Task brief:
Repeat the listing below in full, exactly as it stands.

[Data records]
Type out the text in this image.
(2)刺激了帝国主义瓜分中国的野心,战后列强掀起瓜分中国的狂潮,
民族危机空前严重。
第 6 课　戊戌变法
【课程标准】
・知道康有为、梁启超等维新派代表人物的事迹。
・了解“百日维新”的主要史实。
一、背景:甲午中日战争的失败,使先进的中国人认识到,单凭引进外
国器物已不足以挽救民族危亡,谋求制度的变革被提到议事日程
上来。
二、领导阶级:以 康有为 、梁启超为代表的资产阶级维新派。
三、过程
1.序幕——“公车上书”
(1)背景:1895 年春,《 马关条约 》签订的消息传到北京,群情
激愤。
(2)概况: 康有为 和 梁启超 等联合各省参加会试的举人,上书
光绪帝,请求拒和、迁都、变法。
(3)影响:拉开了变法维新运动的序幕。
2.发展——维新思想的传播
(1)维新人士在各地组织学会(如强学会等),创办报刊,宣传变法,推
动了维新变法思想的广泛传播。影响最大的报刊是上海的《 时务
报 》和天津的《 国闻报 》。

Written solution:
Type out the text in this image.
(2)刺激了帝国主义瓜分中国的野心,战后列强掀起瓜分中国的狂潮,
民族危机空前严重。
第 6 课　戊戌变法
【课程标准】
・知道康有为、梁启超等维新派代表人物的事迹。
・了解“百日维新”的主要史实。
一、背景:甲午中日战争的失败,使先进的中国人认识到,单凭引进外
国器物已不足以挽救民族危亡,谋求制度的变革被提到议事日程
上来。
二、领导阶级:以 康有为 、梁启超为代表的资产阶级维新派。
三、过程
1.序幕——“公车上书”
(1)背景:1895 年春,《 马关条约 》签订的消息传到北京,群情
激愤。
(2)概况: 康有为 和 梁启超 等联合各省参加会试的举人,上书
光绪帝,请求拒和、迁都、变法。
(3)影响:拉开了变法维新运动的序幕。
2.发展——维新思想的传播
(1)维新人士在各地组织学会(如强学会等),创办报刊,宣传变法,推
动了维新变法思想的广泛传播。影响最大的报刊是上海的《 时务
报 》和天津的《 国闻报 》。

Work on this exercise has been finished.